(Collected data entries)
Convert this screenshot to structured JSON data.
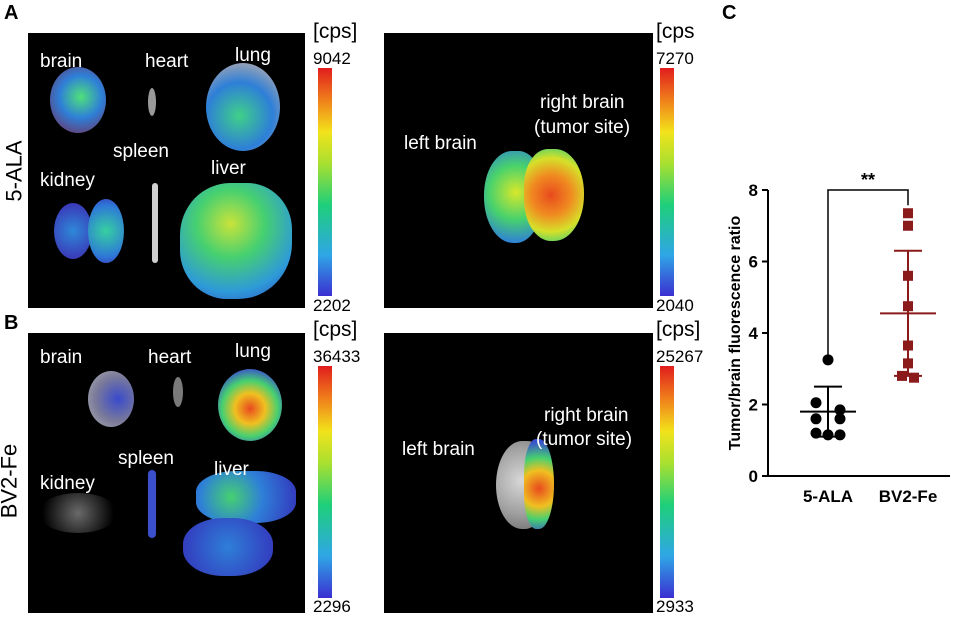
{
  "panels": {
    "a_letter": "A",
    "b_letter": "B",
    "c_letter": "C"
  },
  "row_labels": {
    "a": "5-ALA",
    "b": "BV2-Fe"
  },
  "organs_a": {
    "brain": "brain",
    "heart": "heart",
    "lung": "lung",
    "kidney": "kidney",
    "spleen": "spleen",
    "liver": "liver"
  },
  "organs_b": {
    "brain": "brain",
    "heart": "heart",
    "lung": "lung",
    "kidney": "kidney",
    "spleen": "spleen",
    "liver": "liver"
  },
  "brain_labels_a": {
    "left": "left brain",
    "right_1": "right brain",
    "right_2": "(tumor site)"
  },
  "brain_labels_b": {
    "left": "left brain",
    "right_1": "right brain",
    "right_2": "(tumor site)"
  },
  "colorbars": {
    "a_organs": {
      "unit": "[cps]",
      "max": "9042",
      "min": "2202"
    },
    "a_brain": {
      "unit": "[cps",
      "max": "7270",
      "min": "2040"
    },
    "b_organs": {
      "unit": "[cps]",
      "max": "36433",
      "min": "2296"
    },
    "b_brain": {
      "unit": "[cps]",
      "max": "25267",
      "min": "2933"
    }
  },
  "colors": {
    "alaDot": "#000000",
    "bv2Square": "#8b1a1a",
    "bv2Bar": "#8b1a1a"
  },
  "chart_data": {
    "type": "scatter",
    "ylabel": "Tumor/brain fluorescence ratio",
    "categories": [
      "5-ALA",
      "BV2-Fe"
    ],
    "ylim": [
      0,
      8
    ],
    "yticks": [
      "0",
      "2",
      "4",
      "6",
      "8"
    ],
    "significance": "**",
    "series": [
      {
        "name": "5-ALA",
        "values": [
          3.25,
          2.05,
          1.85,
          1.6,
          1.6,
          1.2,
          1.15,
          1.15
        ],
        "mean": 1.8,
        "sd_upper": 2.5,
        "sd_lower": 1.1
      },
      {
        "name": "BV2-Fe",
        "values": [
          7.35,
          7.0,
          5.6,
          4.75,
          3.65,
          3.15,
          2.8,
          2.75
        ],
        "mean": 4.55,
        "sd_upper": 6.3,
        "sd_lower": 2.8
      }
    ]
  }
}
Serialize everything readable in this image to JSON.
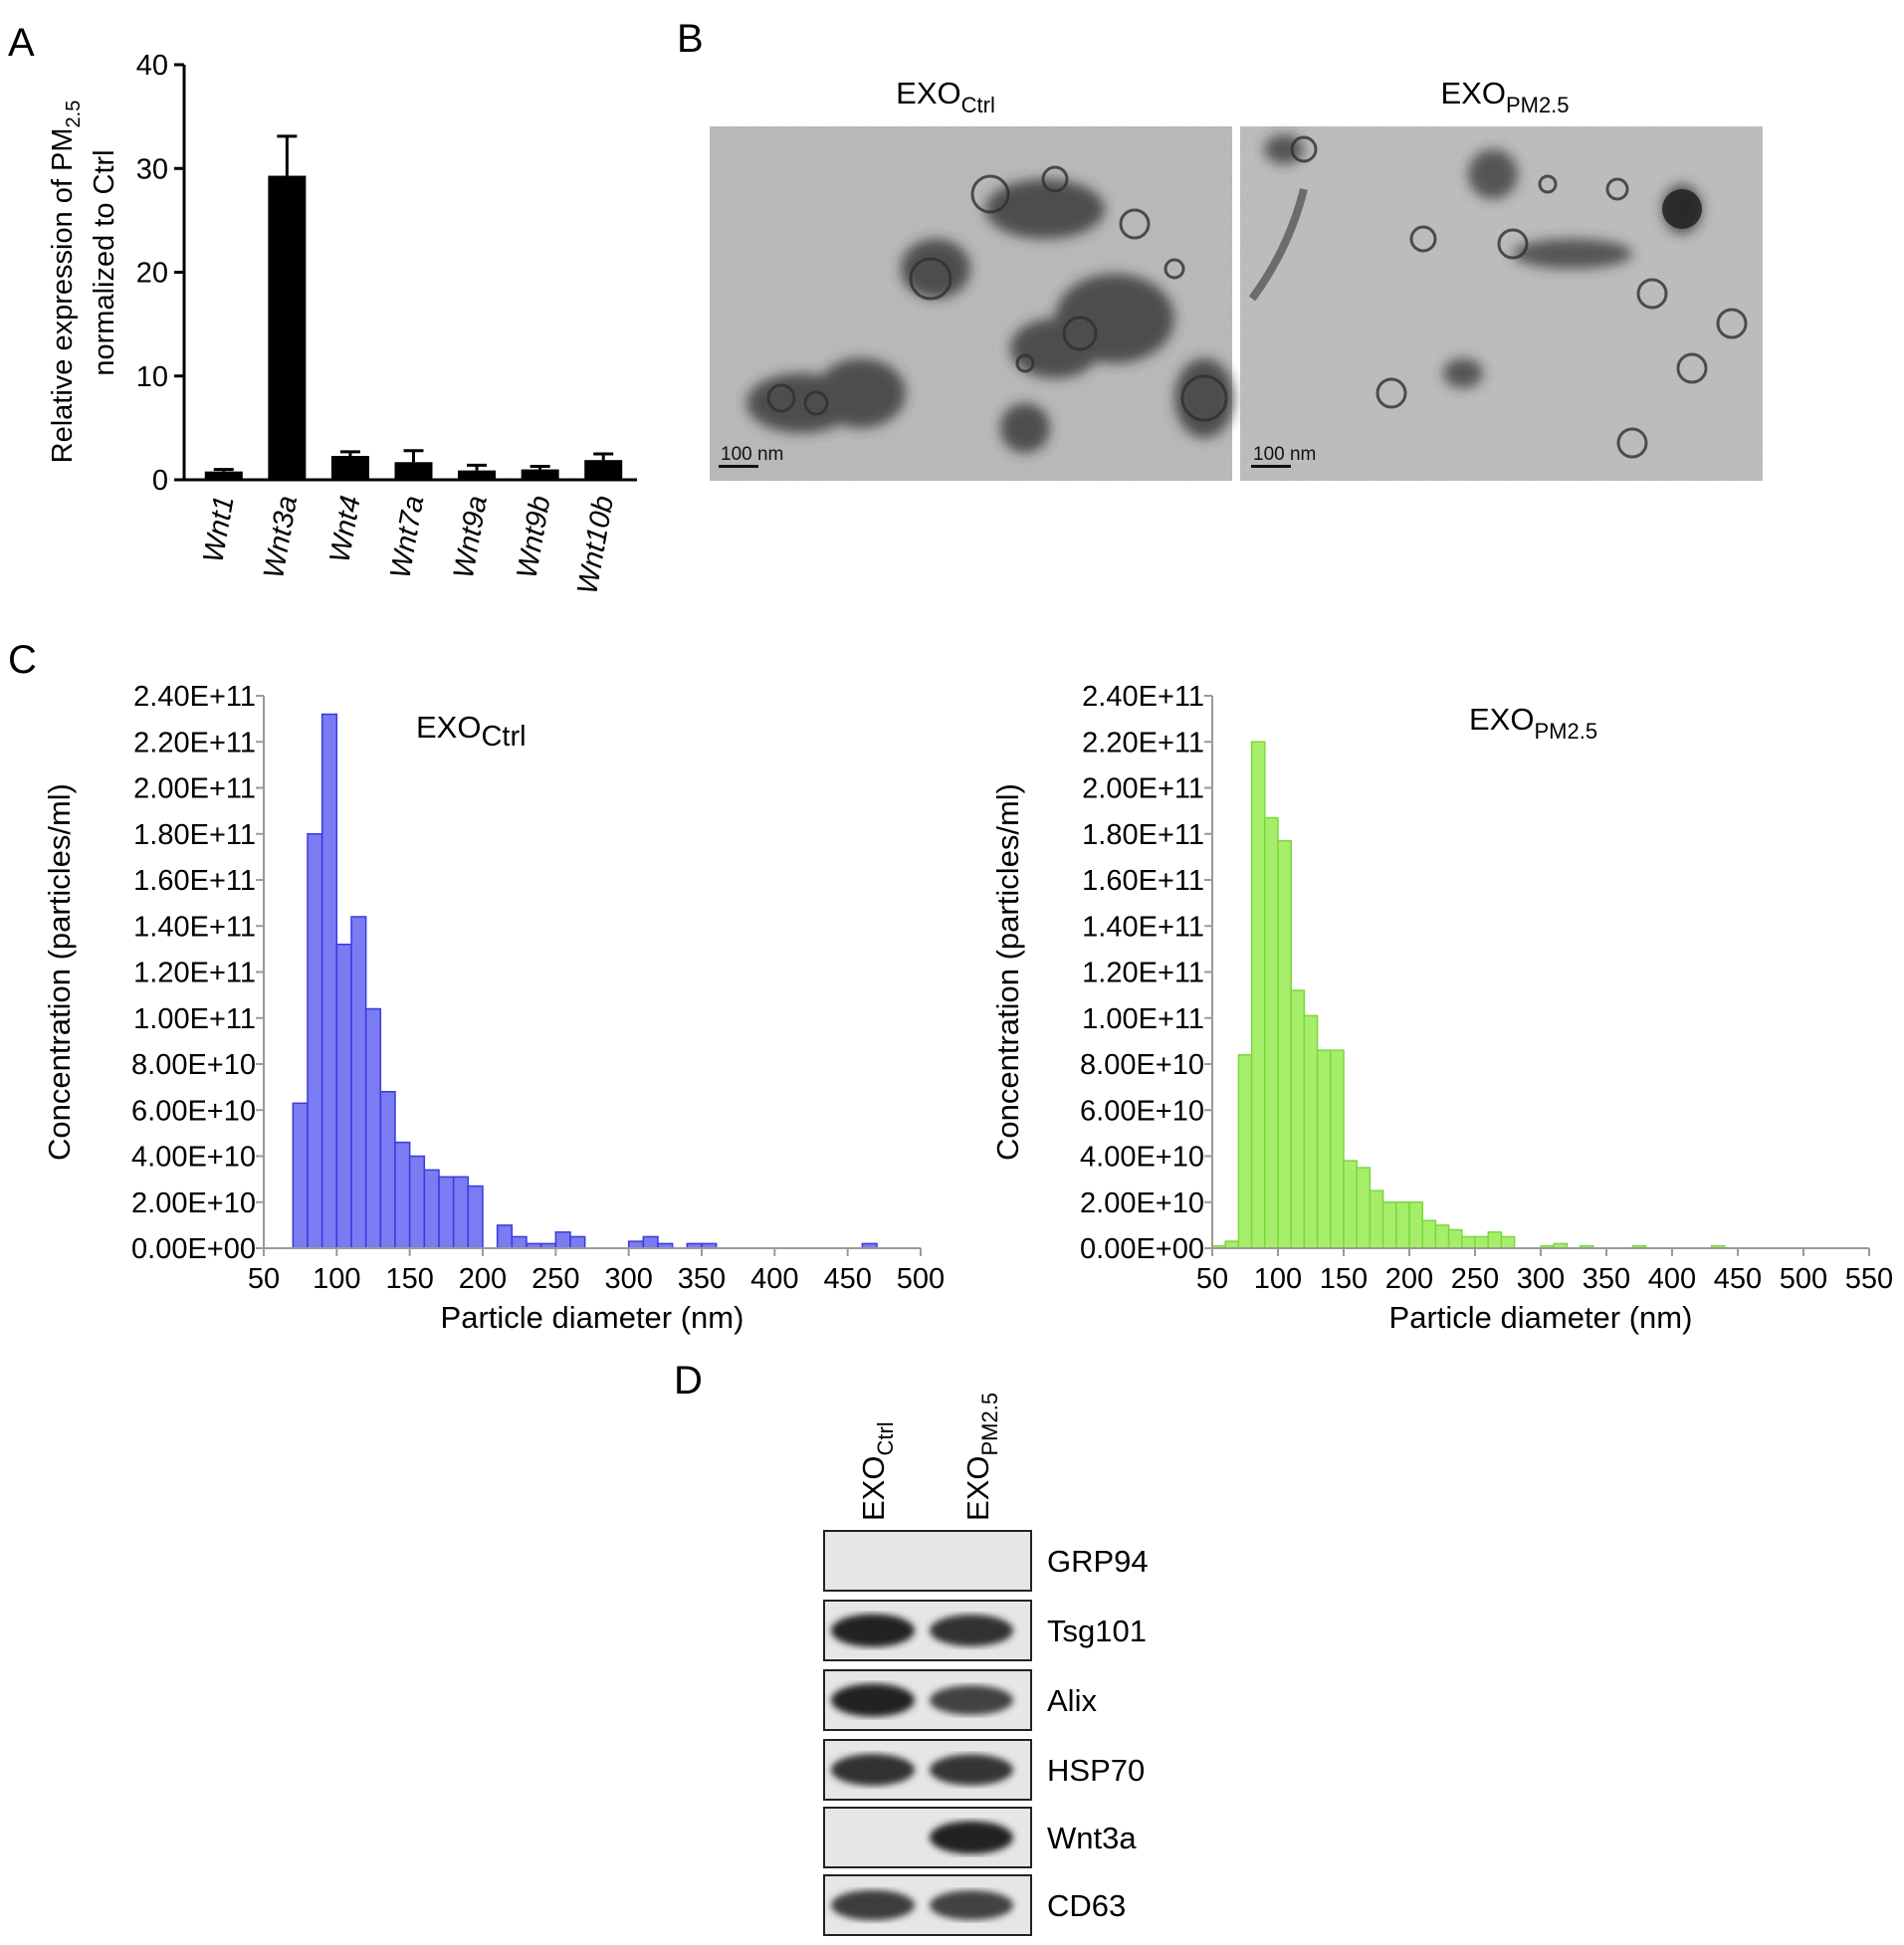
{
  "panel_letters": [
    "A",
    "B",
    "C",
    "D"
  ],
  "colors": {
    "bar_black": "#000000",
    "hist_blue_fill": "#7b7bf2",
    "hist_blue_edge": "#3a3ae0",
    "hist_green_fill": "#a6ee6a",
    "hist_green_edge": "#7ad83c",
    "axis": "#000000",
    "grid_axis_gray": "#9a9a9a"
  },
  "panel_b": {
    "images": [
      {
        "label_main": "EXO",
        "label_sub": "Ctrl",
        "scale_bar": "100 nm"
      },
      {
        "label_main": "EXO",
        "label_sub": "PM2.5",
        "scale_bar": "100 nm"
      }
    ]
  },
  "panel_d": {
    "lanes": [
      {
        "label_main": "EXO",
        "label_sub": "Ctrl"
      },
      {
        "label_main": "EXO",
        "label_sub": "PM2.5"
      }
    ],
    "blots": [
      {
        "protein": "GRP94",
        "intensity": [
          0.0,
          0.0
        ]
      },
      {
        "protein": "Tsg101",
        "intensity": [
          0.95,
          0.85
        ]
      },
      {
        "protein": "Alix",
        "intensity": [
          0.95,
          0.7
        ]
      },
      {
        "protein": "HSP70",
        "intensity": [
          0.85,
          0.8
        ]
      },
      {
        "protein": "Wnt3a",
        "intensity": [
          0.0,
          0.95
        ]
      },
      {
        "protein": "CD63",
        "intensity": [
          0.75,
          0.7
        ]
      }
    ]
  },
  "chart_data": [
    {
      "panel": "A",
      "type": "bar",
      "ylabel_line1_main": "Relative expression of PM",
      "ylabel_line1_sub": "2.5",
      "ylabel_line2": "normalized to Ctrl",
      "ylim": [
        0,
        40
      ],
      "yticks": [
        "0",
        "10",
        "20",
        "30",
        "40"
      ],
      "categories": [
        "Wnt1",
        "Wnt3a",
        "Wnt4",
        "Wnt7a",
        "Wnt9a",
        "Wnt9b",
        "Wnt10b"
      ],
      "values": [
        0.8,
        29.3,
        2.3,
        1.7,
        0.9,
        1.0,
        1.9
      ],
      "errors": [
        0.2,
        3.8,
        0.4,
        1.1,
        0.5,
        0.3,
        0.6
      ]
    },
    {
      "panel": "C-left",
      "type": "bar",
      "title_main": "EXO",
      "title_sub": "Ctrl",
      "xlabel": "Particle diameter (nm)",
      "ylabel": "Concentration (particles/ml)",
      "xlim": [
        50,
        500
      ],
      "ylim": [
        0,
        240000000000.0
      ],
      "xticks": [
        "50",
        "100",
        "150",
        "200",
        "250",
        "300",
        "350",
        "400",
        "450",
        "500"
      ],
      "yticks": [
        "0.00E+00",
        "2.00E+10",
        "4.00E+10",
        "6.00E+10",
        "8.00E+10",
        "1.00E+11",
        "1.20E+11",
        "1.40E+11",
        "1.60E+11",
        "1.80E+11",
        "2.00E+11",
        "2.20E+11",
        "2.40E+11"
      ],
      "bin_width": 10,
      "x": [
        75,
        85,
        95,
        105,
        115,
        125,
        135,
        145,
        155,
        165,
        175,
        185,
        195,
        215,
        225,
        235,
        245,
        255,
        265,
        305,
        315,
        325,
        345,
        355,
        465
      ],
      "values": [
        63000000000.0,
        180000000000.0,
        232000000000.0,
        132000000000.0,
        144000000000.0,
        104000000000.0,
        68000000000.0,
        46000000000.0,
        40000000000.0,
        34000000000.0,
        31000000000.0,
        31000000000.0,
        27000000000.0,
        10000000000.0,
        5000000000.0,
        2000000000.0,
        2000000000.0,
        7000000000.0,
        5000000000.0,
        3000000000.0,
        5000000000.0,
        2000000000.0,
        2000000000.0,
        2000000000.0,
        2000000000.0
      ]
    },
    {
      "panel": "C-right",
      "type": "bar",
      "title_main": "EXO",
      "title_sub": "PM2.5",
      "xlabel": "Particle diameter (nm)",
      "ylabel": "Concentration (particles/ml)",
      "xlim": [
        50,
        550
      ],
      "ylim": [
        0,
        240000000000.0
      ],
      "xticks": [
        "50",
        "100",
        "150",
        "200",
        "250",
        "300",
        "350",
        "400",
        "450",
        "500",
        "550"
      ],
      "yticks": [
        "0.00E+00",
        "2.00E+10",
        "4.00E+10",
        "6.00E+10",
        "8.00E+10",
        "1.00E+11",
        "1.20E+11",
        "1.40E+11",
        "1.60E+11",
        "1.80E+11",
        "2.00E+11",
        "2.20E+11",
        "2.40E+11"
      ],
      "bin_width": 10,
      "x": [
        55,
        65,
        75,
        85,
        95,
        105,
        115,
        125,
        135,
        145,
        155,
        165,
        175,
        185,
        195,
        205,
        215,
        225,
        235,
        245,
        255,
        265,
        275,
        305,
        315,
        335,
        375,
        435
      ],
      "values": [
        1000000000.0,
        3000000000.0,
        84000000000.0,
        220000000000.0,
        187000000000.0,
        177000000000.0,
        112000000000.0,
        101000000000.0,
        86000000000.0,
        86000000000.0,
        38000000000.0,
        35000000000.0,
        25000000000.0,
        20000000000.0,
        20000000000.0,
        20000000000.0,
        12000000000.0,
        10000000000.0,
        8000000000.0,
        5000000000.0,
        5000000000.0,
        7000000000.0,
        5000000000.0,
        1000000000.0,
        2000000000.0,
        1000000000.0,
        1000000000.0,
        1000000000.0
      ]
    }
  ]
}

The task => An exact copy of the records above is needed, with the pictures removed.

Response =>
Convert this screenshot to structured JSON data.
{
  "panels": {
    "a_letter": "A",
    "b_letter": "B",
    "c_letter": "C"
  },
  "row_labels": {
    "a": "5-ALA",
    "b": "BV2-Fe"
  },
  "organs_a": {
    "brain": "brain",
    "heart": "heart",
    "lung": "lung",
    "kidney": "kidney",
    "spleen": "spleen",
    "liver": "liver"
  },
  "organs_b": {
    "brain": "brain",
    "heart": "heart",
    "lung": "lung",
    "kidney": "kidney",
    "spleen": "spleen",
    "liver": "liver"
  },
  "brain_labels_a": {
    "left": "left brain",
    "right_1": "right brain",
    "right_2": "(tumor site)"
  },
  "brain_labels_b": {
    "left": "left brain",
    "right_1": "right brain",
    "right_2": "(tumor site)"
  },
  "colorbars": {
    "a_organs": {
      "unit": "[cps]",
      "max": "9042",
      "min": "2202"
    },
    "a_brain": {
      "unit": "[cps",
      "max": "7270",
      "min": "2040"
    },
    "b_organs": {
      "unit": "[cps]",
      "max": "36433",
      "min": "2296"
    },
    "b_brain": {
      "unit": "[cps]",
      "max": "25267",
      "min": "2933"
    }
  },
  "colors": {
    "alaDot": "#000000",
    "bv2Square": "#8b1a1a",
    "bv2Bar": "#8b1a1a"
  },
  "chart_data": {
    "type": "scatter",
    "ylabel": "Tumor/brain fluorescence ratio",
    "categories": [
      "5-ALA",
      "BV2-Fe"
    ],
    "ylim": [
      0,
      8
    ],
    "yticks": [
      "0",
      "2",
      "4",
      "6",
      "8"
    ],
    "significance": "**",
    "series": [
      {
        "name": "5-ALA",
        "values": [
          3.25,
          2.05,
          1.85,
          1.6,
          1.6,
          1.2,
          1.15,
          1.15
        ],
        "mean": 1.8,
        "sd_upper": 2.5,
        "sd_lower": 1.1
      },
      {
        "name": "BV2-Fe",
        "values": [
          7.35,
          7.0,
          5.6,
          4.75,
          3.65,
          3.15,
          2.8,
          2.75
        ],
        "mean": 4.55,
        "sd_upper": 6.3,
        "sd_lower": 2.8
      }
    ]
  }
}
Serialize everything readable in this image to JSON.
{
  "panel_letters": [
    "A",
    "B",
    "C",
    "D"
  ],
  "colors": {
    "bar_black": "#000000",
    "hist_blue_fill": "#7b7bf2",
    "hist_blue_edge": "#3a3ae0",
    "hist_green_fill": "#a6ee6a",
    "hist_green_edge": "#7ad83c",
    "axis": "#000000",
    "grid_axis_gray": "#9a9a9a"
  },
  "panel_b": {
    "images": [
      {
        "label_main": "EXO",
        "label_sub": "Ctrl",
        "scale_bar": "100 nm"
      },
      {
        "label_main": "EXO",
        "label_sub": "PM2.5",
        "scale_bar": "100 nm"
      }
    ]
  },
  "panel_d": {
    "lanes": [
      {
        "label_main": "EXO",
        "label_sub": "Ctrl"
      },
      {
        "label_main": "EXO",
        "label_sub": "PM2.5"
      }
    ],
    "blots": [
      {
        "protein": "GRP94",
        "intensity": [
          0.0,
          0.0
        ]
      },
      {
        "protein": "Tsg101",
        "intensity": [
          0.95,
          0.85
        ]
      },
      {
        "protein": "Alix",
        "intensity": [
          0.95,
          0.7
        ]
      },
      {
        "protein": "HSP70",
        "intensity": [
          0.85,
          0.8
        ]
      },
      {
        "protein": "Wnt3a",
        "intensity": [
          0.0,
          0.95
        ]
      },
      {
        "protein": "CD63",
        "intensity": [
          0.75,
          0.7
        ]
      }
    ]
  },
  "chart_data": [
    {
      "panel": "A",
      "type": "bar",
      "ylabel_line1_main": "Relative expression of PM",
      "ylabel_line1_sub": "2.5",
      "ylabel_line2": "normalized to Ctrl",
      "ylim": [
        0,
        40
      ],
      "yticks": [
        "0",
        "10",
        "20",
        "30",
        "40"
      ],
      "categories": [
        "Wnt1",
        "Wnt3a",
        "Wnt4",
        "Wnt7a",
        "Wnt9a",
        "Wnt9b",
        "Wnt10b"
      ],
      "values": [
        0.8,
        29.3,
        2.3,
        1.7,
        0.9,
        1.0,
        1.9
      ],
      "errors": [
        0.2,
        3.8,
        0.4,
        1.1,
        0.5,
        0.3,
        0.6
      ]
    },
    {
      "panel": "C-left",
      "type": "bar",
      "title_main": "EXO",
      "title_sub": "Ctrl",
      "xlabel": "Particle diameter (nm)",
      "ylabel": "Concentration (particles/ml)",
      "xlim": [
        50,
        500
      ],
      "ylim": [
        0,
        240000000000.0
      ],
      "xticks": [
        "50",
        "100",
        "150",
        "200",
        "250",
        "300",
        "350",
        "400",
        "450",
        "500"
      ],
      "yticks": [
        "0.00E+00",
        "2.00E+10",
        "4.00E+10",
        "6.00E+10",
        "8.00E+10",
        "1.00E+11",
        "1.20E+11",
        "1.40E+11",
        "1.60E+11",
        "1.80E+11",
        "2.00E+11",
        "2.20E+11",
        "2.40E+11"
      ],
      "bin_width": 10,
      "x": [
        75,
        85,
        95,
        105,
        115,
        125,
        135,
        145,
        155,
        165,
        175,
        185,
        195,
        215,
        225,
        235,
        245,
        255,
        265,
        305,
        315,
        325,
        345,
        355,
        465
      ],
      "values": [
        63000000000.0,
        180000000000.0,
        232000000000.0,
        132000000000.0,
        144000000000.0,
        104000000000.0,
        68000000000.0,
        46000000000.0,
        40000000000.0,
        34000000000.0,
        31000000000.0,
        31000000000.0,
        27000000000.0,
        10000000000.0,
        5000000000.0,
        2000000000.0,
        2000000000.0,
        7000000000.0,
        5000000000.0,
        3000000000.0,
        5000000000.0,
        2000000000.0,
        2000000000.0,
        2000000000.0,
        2000000000.0
      ]
    },
    {
      "panel": "C-right",
      "type": "bar",
      "title_main": "EXO",
      "title_sub": "PM2.5",
      "xlabel": "Particle diameter (nm)",
      "ylabel": "Concentration (particles/ml)",
      "xlim": [
        50,
        550
      ],
      "ylim": [
        0,
        240000000000.0
      ],
      "xticks": [
        "50",
        "100",
        "150",
        "200",
        "250",
        "300",
        "350",
        "400",
        "450",
        "500",
        "550"
      ],
      "yticks": [
        "0.00E+00",
        "2.00E+10",
        "4.00E+10",
        "6.00E+10",
        "8.00E+10",
        "1.00E+11",
        "1.20E+11",
        "1.40E+11",
        "1.60E+11",
        "1.80E+11",
        "2.00E+11",
        "2.20E+11",
        "2.40E+11"
      ],
      "bin_width": 10,
      "x": [
        55,
        65,
        75,
        85,
        95,
        105,
        115,
        125,
        135,
        145,
        155,
        165,
        175,
        185,
        195,
        205,
        215,
        225,
        235,
        245,
        255,
        265,
        275,
        305,
        315,
        335,
        375,
        435
      ],
      "values": [
        1000000000.0,
        3000000000.0,
        84000000000.0,
        220000000000.0,
        187000000000.0,
        177000000000.0,
        112000000000.0,
        101000000000.0,
        86000000000.0,
        86000000000.0,
        38000000000.0,
        35000000000.0,
        25000000000.0,
        20000000000.0,
        20000000000.0,
        20000000000.0,
        12000000000.0,
        10000000000.0,
        8000000000.0,
        5000000000.0,
        5000000000.0,
        7000000000.0,
        5000000000.0,
        1000000000.0,
        2000000000.0,
        1000000000.0,
        1000000000.0,
        1000000000.0
      ]
    }
  ]
}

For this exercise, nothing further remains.